WORK REQUIRED =>
Output all entries verbatim.
=== Section Start ===
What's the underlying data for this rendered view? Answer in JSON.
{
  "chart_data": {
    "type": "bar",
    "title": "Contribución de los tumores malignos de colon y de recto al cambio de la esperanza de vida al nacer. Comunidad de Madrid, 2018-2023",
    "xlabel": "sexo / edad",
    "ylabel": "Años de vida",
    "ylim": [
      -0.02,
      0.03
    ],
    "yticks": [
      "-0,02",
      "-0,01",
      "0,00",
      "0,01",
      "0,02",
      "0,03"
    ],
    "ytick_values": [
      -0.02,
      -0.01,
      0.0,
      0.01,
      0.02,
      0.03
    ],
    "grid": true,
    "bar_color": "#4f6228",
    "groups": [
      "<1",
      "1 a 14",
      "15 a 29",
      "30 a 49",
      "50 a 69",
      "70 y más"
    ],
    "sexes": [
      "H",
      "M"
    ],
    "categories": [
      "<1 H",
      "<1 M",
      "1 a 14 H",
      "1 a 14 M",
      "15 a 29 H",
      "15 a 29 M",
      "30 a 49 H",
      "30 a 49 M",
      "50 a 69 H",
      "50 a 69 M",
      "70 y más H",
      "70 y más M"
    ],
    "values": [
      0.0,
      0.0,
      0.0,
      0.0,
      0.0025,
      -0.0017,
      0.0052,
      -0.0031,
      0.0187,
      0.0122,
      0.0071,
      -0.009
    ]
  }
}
=== Section End ===
RESPONSE TO THE EXERCISE =>
What's the underlying data for this rendered view? Answer in JSON.
{
  "chart_data": {
    "type": "bar",
    "title": "Contribución de los tumores malignos de colon y de recto al cambio de la esperanza de vida al nacer. Comunidad de Madrid, 2018-2023",
    "xlabel": "sexo / edad",
    "ylabel": "Años de vida",
    "ylim": [
      -0.02,
      0.03
    ],
    "yticks": [
      "-0,02",
      "-0,01",
      "0,00",
      "0,01",
      "0,02",
      "0,03"
    ],
    "ytick_values": [
      -0.02,
      -0.01,
      0.0,
      0.01,
      0.02,
      0.03
    ],
    "grid": true,
    "bar_color": "#4f6228",
    "groups": [
      "<1",
      "1 a 14",
      "15 a 29",
      "30 a 49",
      "50 a 69",
      "70 y más"
    ],
    "sexes": [
      "H",
      "M"
    ],
    "categories": [
      "<1 H",
      "<1 M",
      "1 a 14 H",
      "1 a 14 M",
      "15 a 29 H",
      "15 a 29 M",
      "30 a 49 H",
      "30 a 49 M",
      "50 a 69 H",
      "50 a 69 M",
      "70 y más H",
      "70 y más M"
    ],
    "values": [
      0.0,
      0.0,
      0.0,
      0.0,
      0.0025,
      -0.0017,
      0.0052,
      -0.0031,
      0.0187,
      0.0122,
      0.0071,
      -0.009
    ]
  }
}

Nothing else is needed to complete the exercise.